Supplied data:
[Start]
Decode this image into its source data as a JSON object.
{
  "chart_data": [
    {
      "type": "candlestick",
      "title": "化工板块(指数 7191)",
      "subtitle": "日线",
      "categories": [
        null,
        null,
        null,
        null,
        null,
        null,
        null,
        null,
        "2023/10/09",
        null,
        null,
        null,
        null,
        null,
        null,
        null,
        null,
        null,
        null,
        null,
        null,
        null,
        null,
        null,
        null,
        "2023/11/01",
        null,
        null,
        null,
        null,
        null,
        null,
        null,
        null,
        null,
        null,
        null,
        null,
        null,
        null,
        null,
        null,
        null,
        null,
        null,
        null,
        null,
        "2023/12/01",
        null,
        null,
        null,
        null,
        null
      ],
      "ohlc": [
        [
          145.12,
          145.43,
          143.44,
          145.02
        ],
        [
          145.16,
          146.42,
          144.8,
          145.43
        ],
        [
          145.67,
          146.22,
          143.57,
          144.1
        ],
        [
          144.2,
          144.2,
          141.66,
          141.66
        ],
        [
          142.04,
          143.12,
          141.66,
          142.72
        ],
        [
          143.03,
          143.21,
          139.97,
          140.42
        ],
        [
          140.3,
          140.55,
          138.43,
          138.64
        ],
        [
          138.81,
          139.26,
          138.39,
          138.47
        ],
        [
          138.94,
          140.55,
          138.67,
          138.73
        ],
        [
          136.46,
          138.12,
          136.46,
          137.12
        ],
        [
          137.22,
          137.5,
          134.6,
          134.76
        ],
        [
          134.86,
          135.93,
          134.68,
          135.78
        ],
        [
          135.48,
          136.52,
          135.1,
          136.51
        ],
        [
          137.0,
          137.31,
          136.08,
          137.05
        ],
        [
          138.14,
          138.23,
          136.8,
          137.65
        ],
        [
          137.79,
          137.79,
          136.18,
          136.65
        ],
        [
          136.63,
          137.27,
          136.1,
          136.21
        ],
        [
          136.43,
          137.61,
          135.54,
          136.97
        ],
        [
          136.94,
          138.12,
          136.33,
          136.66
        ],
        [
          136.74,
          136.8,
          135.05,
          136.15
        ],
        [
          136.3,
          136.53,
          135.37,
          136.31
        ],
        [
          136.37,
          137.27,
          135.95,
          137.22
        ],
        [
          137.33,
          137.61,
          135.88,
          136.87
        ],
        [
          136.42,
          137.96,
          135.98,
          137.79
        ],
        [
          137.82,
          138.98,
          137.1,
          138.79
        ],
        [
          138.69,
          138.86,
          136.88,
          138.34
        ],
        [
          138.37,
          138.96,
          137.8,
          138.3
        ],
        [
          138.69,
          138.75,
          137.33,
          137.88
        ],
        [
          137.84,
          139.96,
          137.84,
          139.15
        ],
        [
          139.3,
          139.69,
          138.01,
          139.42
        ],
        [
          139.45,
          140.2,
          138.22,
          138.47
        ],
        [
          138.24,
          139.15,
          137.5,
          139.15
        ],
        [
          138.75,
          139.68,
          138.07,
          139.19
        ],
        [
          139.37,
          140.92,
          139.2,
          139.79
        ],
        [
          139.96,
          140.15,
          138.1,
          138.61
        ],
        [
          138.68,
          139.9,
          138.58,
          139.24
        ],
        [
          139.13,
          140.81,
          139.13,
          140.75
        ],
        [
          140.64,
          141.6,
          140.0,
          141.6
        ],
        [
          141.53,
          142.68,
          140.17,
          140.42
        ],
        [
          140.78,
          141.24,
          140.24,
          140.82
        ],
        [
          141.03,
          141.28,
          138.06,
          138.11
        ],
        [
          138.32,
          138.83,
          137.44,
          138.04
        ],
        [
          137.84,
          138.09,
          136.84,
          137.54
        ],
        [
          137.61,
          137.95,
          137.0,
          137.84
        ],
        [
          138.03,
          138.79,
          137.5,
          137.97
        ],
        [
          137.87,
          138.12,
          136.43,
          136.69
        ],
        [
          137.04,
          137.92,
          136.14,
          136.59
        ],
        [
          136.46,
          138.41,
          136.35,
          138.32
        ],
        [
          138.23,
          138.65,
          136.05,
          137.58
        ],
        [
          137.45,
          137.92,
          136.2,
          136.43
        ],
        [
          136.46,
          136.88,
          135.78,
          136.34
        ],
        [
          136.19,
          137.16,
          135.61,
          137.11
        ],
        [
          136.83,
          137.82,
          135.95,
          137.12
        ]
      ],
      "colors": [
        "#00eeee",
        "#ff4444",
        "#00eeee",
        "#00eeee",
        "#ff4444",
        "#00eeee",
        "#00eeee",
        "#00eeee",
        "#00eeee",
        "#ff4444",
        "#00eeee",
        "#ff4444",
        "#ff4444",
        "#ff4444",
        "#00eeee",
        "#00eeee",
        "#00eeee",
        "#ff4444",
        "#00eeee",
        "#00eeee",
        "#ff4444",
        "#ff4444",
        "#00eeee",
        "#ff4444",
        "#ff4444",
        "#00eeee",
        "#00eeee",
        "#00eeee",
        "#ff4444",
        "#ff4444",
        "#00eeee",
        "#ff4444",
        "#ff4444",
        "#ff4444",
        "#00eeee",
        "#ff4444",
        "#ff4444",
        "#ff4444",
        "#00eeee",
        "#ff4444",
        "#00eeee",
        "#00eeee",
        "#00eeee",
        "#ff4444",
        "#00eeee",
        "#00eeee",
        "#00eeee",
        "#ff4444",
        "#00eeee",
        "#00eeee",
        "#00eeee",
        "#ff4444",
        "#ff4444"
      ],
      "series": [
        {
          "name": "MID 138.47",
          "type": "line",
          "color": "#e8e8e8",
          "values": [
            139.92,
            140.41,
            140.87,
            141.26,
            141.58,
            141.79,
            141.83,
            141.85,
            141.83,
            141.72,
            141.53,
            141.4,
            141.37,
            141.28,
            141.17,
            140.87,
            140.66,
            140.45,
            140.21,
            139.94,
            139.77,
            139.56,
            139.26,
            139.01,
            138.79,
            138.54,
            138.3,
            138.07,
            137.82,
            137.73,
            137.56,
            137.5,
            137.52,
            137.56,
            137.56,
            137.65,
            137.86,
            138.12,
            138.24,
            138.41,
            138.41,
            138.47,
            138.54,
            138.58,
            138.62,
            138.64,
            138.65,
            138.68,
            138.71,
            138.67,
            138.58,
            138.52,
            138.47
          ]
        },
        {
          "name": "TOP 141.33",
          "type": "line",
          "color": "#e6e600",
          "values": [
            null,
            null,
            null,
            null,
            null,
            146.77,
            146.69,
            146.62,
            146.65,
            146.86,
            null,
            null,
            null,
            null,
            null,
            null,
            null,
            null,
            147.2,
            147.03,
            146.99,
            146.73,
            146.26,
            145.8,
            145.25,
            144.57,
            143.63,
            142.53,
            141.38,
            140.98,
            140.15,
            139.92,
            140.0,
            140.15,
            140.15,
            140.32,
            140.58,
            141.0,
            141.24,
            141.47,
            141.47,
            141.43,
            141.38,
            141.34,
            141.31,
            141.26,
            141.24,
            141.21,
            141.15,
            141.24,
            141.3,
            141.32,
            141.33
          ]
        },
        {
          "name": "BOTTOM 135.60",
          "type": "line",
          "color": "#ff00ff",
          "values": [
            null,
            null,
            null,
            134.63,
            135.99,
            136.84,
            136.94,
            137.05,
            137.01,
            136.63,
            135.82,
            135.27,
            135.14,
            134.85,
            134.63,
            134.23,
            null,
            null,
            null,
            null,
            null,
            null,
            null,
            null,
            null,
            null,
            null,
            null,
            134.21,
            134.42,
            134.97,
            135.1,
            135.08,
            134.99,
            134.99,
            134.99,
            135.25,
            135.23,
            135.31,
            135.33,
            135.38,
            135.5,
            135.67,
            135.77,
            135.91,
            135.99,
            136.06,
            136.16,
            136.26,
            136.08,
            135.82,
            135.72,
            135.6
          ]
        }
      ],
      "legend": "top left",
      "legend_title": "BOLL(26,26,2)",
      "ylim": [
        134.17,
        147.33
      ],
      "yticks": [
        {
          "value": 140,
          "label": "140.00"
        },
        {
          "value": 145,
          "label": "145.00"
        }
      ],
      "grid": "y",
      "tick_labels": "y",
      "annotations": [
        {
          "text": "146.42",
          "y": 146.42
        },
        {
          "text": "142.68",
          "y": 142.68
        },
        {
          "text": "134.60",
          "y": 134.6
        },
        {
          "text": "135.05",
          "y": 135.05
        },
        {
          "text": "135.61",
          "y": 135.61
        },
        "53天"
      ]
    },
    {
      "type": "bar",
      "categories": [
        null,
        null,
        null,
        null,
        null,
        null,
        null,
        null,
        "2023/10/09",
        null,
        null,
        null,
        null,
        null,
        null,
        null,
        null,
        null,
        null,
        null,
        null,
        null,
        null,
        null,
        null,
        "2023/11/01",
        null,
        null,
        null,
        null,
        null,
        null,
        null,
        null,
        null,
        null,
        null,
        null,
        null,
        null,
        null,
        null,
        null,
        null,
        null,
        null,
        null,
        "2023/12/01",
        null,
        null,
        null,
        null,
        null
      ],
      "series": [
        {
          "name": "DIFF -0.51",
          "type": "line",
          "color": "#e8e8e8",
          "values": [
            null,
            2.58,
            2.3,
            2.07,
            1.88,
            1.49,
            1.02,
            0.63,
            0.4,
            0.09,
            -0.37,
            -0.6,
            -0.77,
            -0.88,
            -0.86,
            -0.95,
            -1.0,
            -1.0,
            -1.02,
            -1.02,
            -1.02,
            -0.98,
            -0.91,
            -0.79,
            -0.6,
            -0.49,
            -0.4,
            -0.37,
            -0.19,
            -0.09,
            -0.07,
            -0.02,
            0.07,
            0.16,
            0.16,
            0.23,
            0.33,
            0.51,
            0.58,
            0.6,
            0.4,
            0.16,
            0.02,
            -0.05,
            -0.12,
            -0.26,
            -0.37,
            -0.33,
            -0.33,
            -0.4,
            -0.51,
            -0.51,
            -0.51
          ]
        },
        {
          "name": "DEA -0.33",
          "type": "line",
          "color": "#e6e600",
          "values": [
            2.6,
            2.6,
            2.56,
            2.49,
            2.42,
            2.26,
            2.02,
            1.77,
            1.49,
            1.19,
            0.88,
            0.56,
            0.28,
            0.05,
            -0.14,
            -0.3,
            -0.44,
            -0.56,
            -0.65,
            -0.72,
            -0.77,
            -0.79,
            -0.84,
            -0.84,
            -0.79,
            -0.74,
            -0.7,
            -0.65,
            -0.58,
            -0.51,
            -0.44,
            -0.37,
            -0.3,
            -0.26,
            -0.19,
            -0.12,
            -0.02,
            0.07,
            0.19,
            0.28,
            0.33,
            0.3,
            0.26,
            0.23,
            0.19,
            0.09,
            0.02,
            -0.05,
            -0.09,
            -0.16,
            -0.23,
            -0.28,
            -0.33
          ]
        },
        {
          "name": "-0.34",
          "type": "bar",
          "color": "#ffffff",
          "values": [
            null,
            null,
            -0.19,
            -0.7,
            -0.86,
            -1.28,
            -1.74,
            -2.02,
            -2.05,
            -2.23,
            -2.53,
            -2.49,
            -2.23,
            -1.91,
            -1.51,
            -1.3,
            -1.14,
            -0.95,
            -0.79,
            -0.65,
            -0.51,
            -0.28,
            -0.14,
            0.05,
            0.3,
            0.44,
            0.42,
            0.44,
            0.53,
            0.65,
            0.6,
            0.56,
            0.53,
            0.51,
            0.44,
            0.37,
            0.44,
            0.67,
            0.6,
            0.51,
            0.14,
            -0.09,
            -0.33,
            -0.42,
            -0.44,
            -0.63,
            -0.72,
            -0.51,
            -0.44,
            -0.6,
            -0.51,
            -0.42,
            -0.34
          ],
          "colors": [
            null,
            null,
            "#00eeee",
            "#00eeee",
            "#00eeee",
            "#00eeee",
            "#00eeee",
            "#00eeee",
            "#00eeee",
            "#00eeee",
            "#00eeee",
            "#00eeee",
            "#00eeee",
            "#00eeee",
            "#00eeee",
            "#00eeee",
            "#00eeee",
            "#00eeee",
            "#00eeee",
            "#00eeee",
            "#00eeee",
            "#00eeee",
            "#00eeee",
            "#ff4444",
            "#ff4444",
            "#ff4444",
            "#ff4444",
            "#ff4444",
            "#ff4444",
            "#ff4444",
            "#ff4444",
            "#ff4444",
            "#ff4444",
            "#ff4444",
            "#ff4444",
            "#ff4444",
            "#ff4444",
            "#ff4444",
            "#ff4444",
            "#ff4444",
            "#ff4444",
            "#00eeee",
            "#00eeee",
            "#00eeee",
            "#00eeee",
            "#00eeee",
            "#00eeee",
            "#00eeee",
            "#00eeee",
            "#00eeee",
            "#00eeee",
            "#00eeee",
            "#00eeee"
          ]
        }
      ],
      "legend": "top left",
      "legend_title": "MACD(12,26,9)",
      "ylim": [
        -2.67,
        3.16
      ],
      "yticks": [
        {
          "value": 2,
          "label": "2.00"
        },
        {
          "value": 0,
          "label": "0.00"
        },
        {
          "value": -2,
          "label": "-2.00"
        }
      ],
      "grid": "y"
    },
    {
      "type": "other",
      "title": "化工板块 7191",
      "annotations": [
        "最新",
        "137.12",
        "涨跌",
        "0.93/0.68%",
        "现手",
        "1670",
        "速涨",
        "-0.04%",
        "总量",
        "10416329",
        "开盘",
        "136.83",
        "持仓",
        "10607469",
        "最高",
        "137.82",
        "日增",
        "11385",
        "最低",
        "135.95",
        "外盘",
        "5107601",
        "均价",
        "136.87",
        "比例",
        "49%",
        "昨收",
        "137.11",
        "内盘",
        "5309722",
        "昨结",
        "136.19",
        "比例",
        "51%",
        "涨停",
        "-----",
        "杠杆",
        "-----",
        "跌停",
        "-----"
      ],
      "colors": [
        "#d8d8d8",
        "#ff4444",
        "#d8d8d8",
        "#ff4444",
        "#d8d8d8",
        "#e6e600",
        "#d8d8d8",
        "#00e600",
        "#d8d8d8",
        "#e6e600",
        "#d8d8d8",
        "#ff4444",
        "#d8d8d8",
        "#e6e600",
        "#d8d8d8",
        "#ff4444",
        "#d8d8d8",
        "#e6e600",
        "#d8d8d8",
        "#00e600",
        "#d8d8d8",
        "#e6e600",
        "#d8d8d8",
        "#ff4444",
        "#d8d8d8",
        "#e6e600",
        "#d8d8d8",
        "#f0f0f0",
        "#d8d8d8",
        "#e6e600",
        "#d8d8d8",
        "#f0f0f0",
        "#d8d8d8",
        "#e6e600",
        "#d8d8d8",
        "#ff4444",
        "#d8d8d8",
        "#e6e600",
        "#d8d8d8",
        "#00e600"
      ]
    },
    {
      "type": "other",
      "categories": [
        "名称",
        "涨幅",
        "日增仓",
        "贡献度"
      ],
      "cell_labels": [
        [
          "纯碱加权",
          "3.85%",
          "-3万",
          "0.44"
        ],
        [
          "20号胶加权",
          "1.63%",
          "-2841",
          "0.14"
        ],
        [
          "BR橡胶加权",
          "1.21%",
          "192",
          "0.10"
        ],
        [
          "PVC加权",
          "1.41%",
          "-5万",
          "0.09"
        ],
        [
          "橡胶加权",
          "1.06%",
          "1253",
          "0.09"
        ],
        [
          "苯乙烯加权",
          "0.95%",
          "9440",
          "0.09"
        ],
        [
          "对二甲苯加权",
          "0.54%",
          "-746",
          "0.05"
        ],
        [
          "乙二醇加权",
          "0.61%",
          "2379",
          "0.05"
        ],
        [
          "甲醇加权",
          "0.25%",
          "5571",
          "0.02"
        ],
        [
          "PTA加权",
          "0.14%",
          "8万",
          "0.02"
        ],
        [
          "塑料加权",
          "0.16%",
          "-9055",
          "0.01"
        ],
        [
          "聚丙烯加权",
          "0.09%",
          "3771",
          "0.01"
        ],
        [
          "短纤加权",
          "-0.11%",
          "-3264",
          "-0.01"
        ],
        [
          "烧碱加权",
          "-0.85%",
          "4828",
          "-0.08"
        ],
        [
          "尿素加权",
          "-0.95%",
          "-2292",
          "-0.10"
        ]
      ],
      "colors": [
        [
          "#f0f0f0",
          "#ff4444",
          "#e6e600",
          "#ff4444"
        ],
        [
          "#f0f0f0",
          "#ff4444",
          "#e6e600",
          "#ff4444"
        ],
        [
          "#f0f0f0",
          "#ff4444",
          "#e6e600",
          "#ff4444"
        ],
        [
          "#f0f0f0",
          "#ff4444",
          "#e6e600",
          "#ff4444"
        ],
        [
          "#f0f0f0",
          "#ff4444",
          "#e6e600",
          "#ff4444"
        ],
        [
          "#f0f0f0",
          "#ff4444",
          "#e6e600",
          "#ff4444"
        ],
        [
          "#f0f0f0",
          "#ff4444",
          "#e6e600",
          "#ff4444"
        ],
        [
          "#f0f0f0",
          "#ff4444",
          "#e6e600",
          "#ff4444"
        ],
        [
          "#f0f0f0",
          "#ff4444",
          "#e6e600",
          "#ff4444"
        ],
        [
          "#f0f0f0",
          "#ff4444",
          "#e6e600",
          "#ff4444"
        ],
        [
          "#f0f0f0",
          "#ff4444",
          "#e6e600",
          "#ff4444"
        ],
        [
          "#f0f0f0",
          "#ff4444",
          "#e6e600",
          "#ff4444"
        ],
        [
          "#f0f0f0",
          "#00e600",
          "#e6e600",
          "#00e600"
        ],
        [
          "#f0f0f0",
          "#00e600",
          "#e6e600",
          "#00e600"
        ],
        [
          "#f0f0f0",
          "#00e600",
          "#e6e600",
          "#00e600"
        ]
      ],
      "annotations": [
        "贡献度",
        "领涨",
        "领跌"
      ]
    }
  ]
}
[End]
Exercise details: Gather every line containing the word "text" and copy it.

Answer to this problem:
          "text": "146.42",
          "text": "142.68",
          "text": "134.60",
          "text": "135.05",
          "text": "135.61",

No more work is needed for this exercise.